What is expected:
Tally the lines in the listing below that include "heading". Answer with the count and nothing more.

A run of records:
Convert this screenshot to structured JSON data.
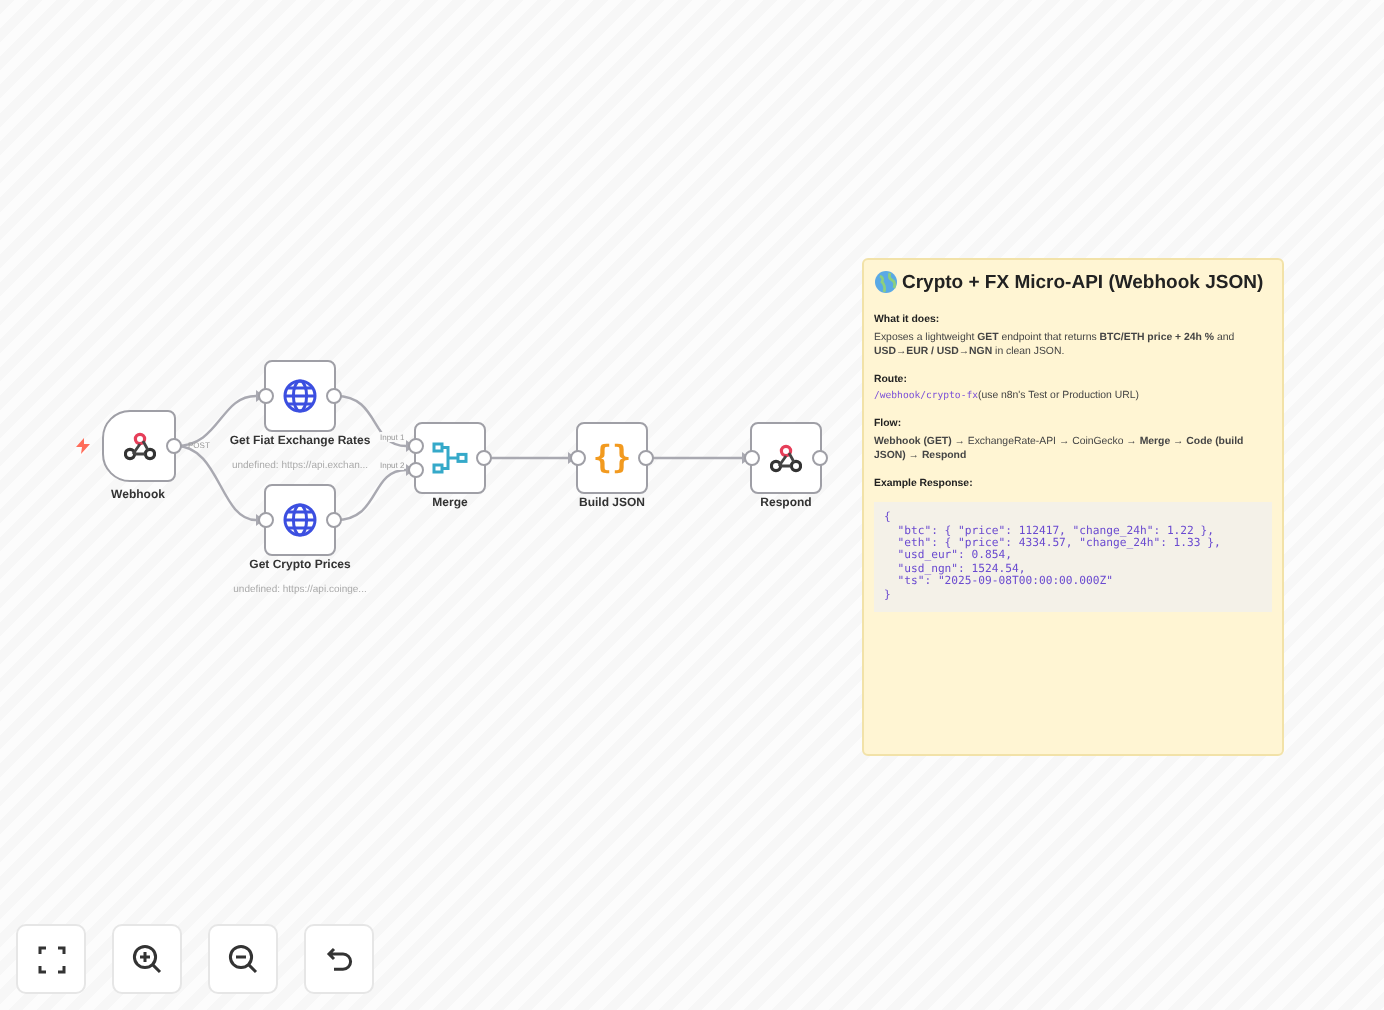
{
  "nodes": [
    {
      "kind": "trigger",
      "label": "Webhook",
      "output_label": "POST"
    },
    {
      "kind": "http",
      "label": "Get Fiat Exchange Rates",
      "subtitle": "undefined: https://api.exchan..."
    },
    {
      "kind": "http",
      "label": "Get Crypto Prices",
      "subtitle": "undefined: https://api.coinge..."
    },
    {
      "kind": "merge",
      "label": "Merge",
      "input_labels": [
        "Input 1",
        "Input 2"
      ]
    },
    {
      "kind": "code",
      "label": "Build JSON",
      "glyph": "{}"
    },
    {
      "kind": "respond",
      "label": "Respond"
    }
  ],
  "sticky_note": {
    "title": "Crypto + FX Micro-API (Webhook JSON)",
    "sections": [
      {
        "kind": "text",
        "heading": "What it does:",
        "body": "Exposes a lightweight **GET** endpoint that returns **BTC/ETH price + 24h %** and **USD→EUR / USD→NGN** in clean JSON."
      },
      {
        "kind": "route",
        "heading": "Route:",
        "code": "/webhook/crypto-fx",
        "body": "(use n8n's Test or Production URL)"
      },
      {
        "kind": "text",
        "heading": "Flow:",
        "body": "**Webhook (GET)** → ExchangeRate-API → CoinGecko → **Merge** → **Code (build JSON)** → **Respond**"
      },
      {
        "kind": "codeblock",
        "heading": "Example Response:",
        "lines": [
          "{",
          "  \"btc\": { \"price\": 112417, \"change_24h\": 1.22 },",
          "  \"eth\": { \"price\": 4334.57, \"change_24h\": 1.33 },",
          "  \"usd_eur\": 0.854,",
          "  \"usd_ngn\": 1524.54,",
          "  \"ts\": \"2025-09-08T00:00:00.000Z\"",
          "}"
        ]
      }
    ]
  }
}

Exercise solution:
4